WORK REQUIRED
Retype the data below without altering anything.
....
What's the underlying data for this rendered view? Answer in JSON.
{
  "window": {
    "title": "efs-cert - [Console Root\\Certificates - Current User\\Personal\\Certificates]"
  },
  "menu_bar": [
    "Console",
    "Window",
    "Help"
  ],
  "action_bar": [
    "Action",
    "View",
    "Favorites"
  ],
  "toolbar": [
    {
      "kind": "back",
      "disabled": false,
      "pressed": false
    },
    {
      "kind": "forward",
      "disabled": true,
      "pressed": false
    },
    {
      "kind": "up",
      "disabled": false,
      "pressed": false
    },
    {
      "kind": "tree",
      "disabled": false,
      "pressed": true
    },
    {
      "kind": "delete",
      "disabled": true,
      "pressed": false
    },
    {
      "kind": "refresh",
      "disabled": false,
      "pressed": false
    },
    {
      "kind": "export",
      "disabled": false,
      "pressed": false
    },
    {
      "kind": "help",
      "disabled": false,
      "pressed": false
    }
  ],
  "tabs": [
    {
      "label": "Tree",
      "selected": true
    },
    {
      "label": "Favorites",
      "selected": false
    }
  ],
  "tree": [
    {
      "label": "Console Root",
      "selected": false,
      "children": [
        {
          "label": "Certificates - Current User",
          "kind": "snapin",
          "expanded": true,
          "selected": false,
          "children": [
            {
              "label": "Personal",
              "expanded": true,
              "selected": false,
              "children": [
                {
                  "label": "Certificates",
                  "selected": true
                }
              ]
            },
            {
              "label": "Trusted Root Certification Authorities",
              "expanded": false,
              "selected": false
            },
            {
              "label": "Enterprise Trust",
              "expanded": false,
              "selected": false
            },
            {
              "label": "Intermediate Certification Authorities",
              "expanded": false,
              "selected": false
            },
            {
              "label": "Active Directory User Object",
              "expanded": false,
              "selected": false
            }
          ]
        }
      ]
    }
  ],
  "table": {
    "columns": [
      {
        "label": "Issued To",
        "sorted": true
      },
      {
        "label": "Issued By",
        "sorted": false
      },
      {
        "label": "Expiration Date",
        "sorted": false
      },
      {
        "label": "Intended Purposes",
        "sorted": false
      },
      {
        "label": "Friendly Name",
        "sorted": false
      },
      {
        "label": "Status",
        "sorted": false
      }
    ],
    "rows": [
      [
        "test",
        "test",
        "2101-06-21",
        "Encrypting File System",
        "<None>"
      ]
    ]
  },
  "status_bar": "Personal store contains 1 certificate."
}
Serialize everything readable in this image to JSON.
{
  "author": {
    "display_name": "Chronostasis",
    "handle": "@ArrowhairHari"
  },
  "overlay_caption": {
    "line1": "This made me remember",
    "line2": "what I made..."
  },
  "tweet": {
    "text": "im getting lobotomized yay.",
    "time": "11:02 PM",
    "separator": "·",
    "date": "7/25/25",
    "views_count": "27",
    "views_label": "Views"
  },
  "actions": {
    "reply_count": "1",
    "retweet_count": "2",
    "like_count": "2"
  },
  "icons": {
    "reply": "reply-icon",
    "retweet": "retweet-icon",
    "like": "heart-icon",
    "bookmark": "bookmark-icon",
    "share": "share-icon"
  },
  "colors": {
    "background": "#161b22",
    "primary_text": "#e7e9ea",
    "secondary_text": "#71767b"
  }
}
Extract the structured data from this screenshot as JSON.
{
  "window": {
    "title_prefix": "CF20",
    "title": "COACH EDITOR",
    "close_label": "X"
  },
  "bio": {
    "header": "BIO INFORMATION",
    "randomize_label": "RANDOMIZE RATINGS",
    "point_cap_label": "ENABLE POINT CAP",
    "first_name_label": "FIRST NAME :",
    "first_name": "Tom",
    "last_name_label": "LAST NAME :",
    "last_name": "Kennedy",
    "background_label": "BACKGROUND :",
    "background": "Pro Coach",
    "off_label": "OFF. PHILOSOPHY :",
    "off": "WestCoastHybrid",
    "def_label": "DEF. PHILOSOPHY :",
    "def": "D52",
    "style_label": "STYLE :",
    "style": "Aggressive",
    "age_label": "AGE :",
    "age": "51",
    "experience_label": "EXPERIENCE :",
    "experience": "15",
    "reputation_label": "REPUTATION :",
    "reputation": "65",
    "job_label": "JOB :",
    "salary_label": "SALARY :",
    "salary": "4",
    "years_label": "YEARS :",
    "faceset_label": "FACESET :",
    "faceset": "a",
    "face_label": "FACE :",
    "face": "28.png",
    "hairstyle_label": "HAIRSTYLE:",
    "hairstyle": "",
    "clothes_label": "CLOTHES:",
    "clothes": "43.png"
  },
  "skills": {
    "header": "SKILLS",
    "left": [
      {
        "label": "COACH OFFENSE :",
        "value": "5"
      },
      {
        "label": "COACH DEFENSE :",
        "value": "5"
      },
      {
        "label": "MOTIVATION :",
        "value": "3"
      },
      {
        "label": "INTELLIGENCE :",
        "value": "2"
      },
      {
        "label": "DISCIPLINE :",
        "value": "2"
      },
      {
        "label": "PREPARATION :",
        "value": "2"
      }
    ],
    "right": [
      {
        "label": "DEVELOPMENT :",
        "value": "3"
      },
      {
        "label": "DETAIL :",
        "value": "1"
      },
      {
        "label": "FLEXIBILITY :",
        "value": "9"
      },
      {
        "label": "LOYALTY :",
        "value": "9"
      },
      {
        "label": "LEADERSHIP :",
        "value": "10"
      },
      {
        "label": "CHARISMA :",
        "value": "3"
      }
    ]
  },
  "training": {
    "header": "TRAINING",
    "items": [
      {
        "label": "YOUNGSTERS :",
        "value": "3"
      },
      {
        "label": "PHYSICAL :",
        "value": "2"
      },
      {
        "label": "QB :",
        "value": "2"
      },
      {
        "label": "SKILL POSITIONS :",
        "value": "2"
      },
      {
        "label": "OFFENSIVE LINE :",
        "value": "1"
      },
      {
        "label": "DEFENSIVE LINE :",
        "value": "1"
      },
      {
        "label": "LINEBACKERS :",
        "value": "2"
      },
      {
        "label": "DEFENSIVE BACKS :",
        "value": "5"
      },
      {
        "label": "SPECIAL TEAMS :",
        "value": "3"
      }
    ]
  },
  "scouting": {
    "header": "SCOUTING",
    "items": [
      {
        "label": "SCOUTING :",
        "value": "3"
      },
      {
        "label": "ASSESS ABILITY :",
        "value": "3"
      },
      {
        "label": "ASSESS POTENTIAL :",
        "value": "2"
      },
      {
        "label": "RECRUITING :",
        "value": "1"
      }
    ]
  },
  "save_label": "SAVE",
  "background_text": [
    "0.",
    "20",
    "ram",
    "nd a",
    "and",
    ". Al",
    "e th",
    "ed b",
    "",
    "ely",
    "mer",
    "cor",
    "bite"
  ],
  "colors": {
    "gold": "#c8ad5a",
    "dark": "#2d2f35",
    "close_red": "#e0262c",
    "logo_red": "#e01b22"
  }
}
....
PROBLEM SOLUTION
What's the underlying data for this rendered view? Answer in JSON.
{
  "window": {
    "title": "efs-cert - [Console Root\\Certificates - Current User\\Personal\\Certificates]"
  },
  "menu_bar": [
    "Console",
    "Window",
    "Help"
  ],
  "action_bar": [
    "Action",
    "View",
    "Favorites"
  ],
  "toolbar": [
    {
      "kind": "back",
      "disabled": false,
      "pressed": false
    },
    {
      "kind": "forward",
      "disabled": true,
      "pressed": false
    },
    {
      "kind": "up",
      "disabled": false,
      "pressed": false
    },
    {
      "kind": "tree",
      "disabled": false,
      "pressed": true
    },
    {
      "kind": "delete",
      "disabled": true,
      "pressed": false
    },
    {
      "kind": "refresh",
      "disabled": false,
      "pressed": false
    },
    {
      "kind": "export",
      "disabled": false,
      "pressed": false
    },
    {
      "kind": "help",
      "disabled": false,
      "pressed": false
    }
  ],
  "tabs": [
    {
      "label": "Tree",
      "selected": true
    },
    {
      "label": "Favorites",
      "selected": false
    }
  ],
  "tree": [
    {
      "label": "Console Root",
      "selected": false,
      "children": [
        {
          "label": "Certificates - Current User",
          "kind": "snapin",
          "expanded": true,
          "selected": false,
          "children": [
            {
              "label": "Personal",
              "expanded": true,
              "selected": false,
              "children": [
                {
                  "label": "Certificates",
                  "selected": true
                }
              ]
            },
            {
              "label": "Trusted Root Certification Authorities",
              "expanded": false,
              "selected": false
            },
            {
              "label": "Enterprise Trust",
              "expanded": false,
              "selected": false
            },
            {
              "label": "Intermediate Certification Authorities",
              "expanded": false,
              "selected": false
            },
            {
              "label": "Active Directory User Object",
              "expanded": false,
              "selected": false
            }
          ]
        }
      ]
    }
  ],
  "table": {
    "columns": [
      {
        "label": "Issued To",
        "sorted": true
      },
      {
        "label": "Issued By",
        "sorted": false
      },
      {
        "label": "Expiration Date",
        "sorted": false
      },
      {
        "label": "Intended Purposes",
        "sorted": false
      },
      {
        "label": "Friendly Name",
        "sorted": false
      },
      {
        "label": "Status",
        "sorted": false
      }
    ],
    "rows": [
      [
        "test",
        "test",
        "2101-06-21",
        "Encrypting File System",
        "<None>"
      ]
    ]
  },
  "status_bar": "Personal store contains 1 certificate."
}
Serialize everything readable in this image to JSON.
{
  "author": {
    "display_name": "Chronostasis",
    "handle": "@ArrowhairHari"
  },
  "overlay_caption": {
    "line1": "This made me remember",
    "line2": "what I made..."
  },
  "tweet": {
    "text": "im getting lobotomized yay.",
    "time": "11:02 PM",
    "separator": "·",
    "date": "7/25/25",
    "views_count": "27",
    "views_label": "Views"
  },
  "actions": {
    "reply_count": "1",
    "retweet_count": "2",
    "like_count": "2"
  },
  "icons": {
    "reply": "reply-icon",
    "retweet": "retweet-icon",
    "like": "heart-icon",
    "bookmark": "bookmark-icon",
    "share": "share-icon"
  },
  "colors": {
    "background": "#161b22",
    "primary_text": "#e7e9ea",
    "secondary_text": "#71767b"
  }
}
Extract the structured data from this screenshot as JSON.
{
  "window": {
    "title_prefix": "CF20",
    "title": "COACH EDITOR",
    "close_label": "X"
  },
  "bio": {
    "header": "BIO INFORMATION",
    "randomize_label": "RANDOMIZE RATINGS",
    "point_cap_label": "ENABLE POINT CAP",
    "first_name_label": "FIRST NAME :",
    "first_name": "Tom",
    "last_name_label": "LAST NAME :",
    "last_name": "Kennedy",
    "background_label": "BACKGROUND :",
    "background": "Pro Coach",
    "off_label": "OFF. PHILOSOPHY :",
    "off": "WestCoastHybrid",
    "def_label": "DEF. PHILOSOPHY :",
    "def": "D52",
    "style_label": "STYLE :",
    "style": "Aggressive",
    "age_label": "AGE :",
    "age": "51",
    "experience_label": "EXPERIENCE :",
    "experience": "15",
    "reputation_label": "REPUTATION :",
    "reputation": "65",
    "job_label": "JOB :",
    "salary_label": "SALARY :",
    "salary": "4",
    "years_label": "YEARS :",
    "faceset_label": "FACESET :",
    "faceset": "a",
    "face_label": "FACE :",
    "face": "28.png",
    "hairstyle_label": "HAIRSTYLE:",
    "hairstyle": "",
    "clothes_label": "CLOTHES:",
    "clothes": "43.png"
  },
  "skills": {
    "header": "SKILLS",
    "left": [
      {
        "label": "COACH OFFENSE :",
        "value": "5"
      },
      {
        "label": "COACH DEFENSE :",
        "value": "5"
      },
      {
        "label": "MOTIVATION :",
        "value": "3"
      },
      {
        "label": "INTELLIGENCE :",
        "value": "2"
      },
      {
        "label": "DISCIPLINE :",
        "value": "2"
      },
      {
        "label": "PREPARATION :",
        "value": "2"
      }
    ],
    "right": [
      {
        "label": "DEVELOPMENT :",
        "value": "3"
      },
      {
        "label": "DETAIL :",
        "value": "1"
      },
      {
        "label": "FLEXIBILITY :",
        "value": "9"
      },
      {
        "label": "LOYALTY :",
        "value": "9"
      },
      {
        "label": "LEADERSHIP :",
        "value": "10"
      },
      {
        "label": "CHARISMA :",
        "value": "3"
      }
    ]
  },
  "training": {
    "header": "TRAINING",
    "items": [
      {
        "label": "YOUNGSTERS :",
        "value": "3"
      },
      {
        "label": "PHYSICAL :",
        "value": "2"
      },
      {
        "label": "QB :",
        "value": "2"
      },
      {
        "label": "SKILL POSITIONS :",
        "value": "2"
      },
      {
        "label": "OFFENSIVE LINE :",
        "value": "1"
      },
      {
        "label": "DEFENSIVE LINE :",
        "value": "1"
      },
      {
        "label": "LINEBACKERS :",
        "value": "2"
      },
      {
        "label": "DEFENSIVE BACKS :",
        "value": "5"
      },
      {
        "label": "SPECIAL TEAMS :",
        "value": "3"
      }
    ]
  },
  "scouting": {
    "header": "SCOUTING",
    "items": [
      {
        "label": "SCOUTING :",
        "value": "3"
      },
      {
        "label": "ASSESS ABILITY :",
        "value": "3"
      },
      {
        "label": "ASSESS POTENTIAL :",
        "value": "2"
      },
      {
        "label": "RECRUITING :",
        "value": "1"
      }
    ]
  },
  "save_label": "SAVE",
  "background_text": [
    "0.",
    "20",
    "ram",
    "nd a",
    "and",
    ". Al",
    "e th",
    "ed b",
    "",
    "ely",
    "mer",
    "cor",
    "bite"
  ],
  "colors": {
    "gold": "#c8ad5a",
    "dark": "#2d2f35",
    "close_red": "#e0262c",
    "logo_red": "#e01b22"
  }
}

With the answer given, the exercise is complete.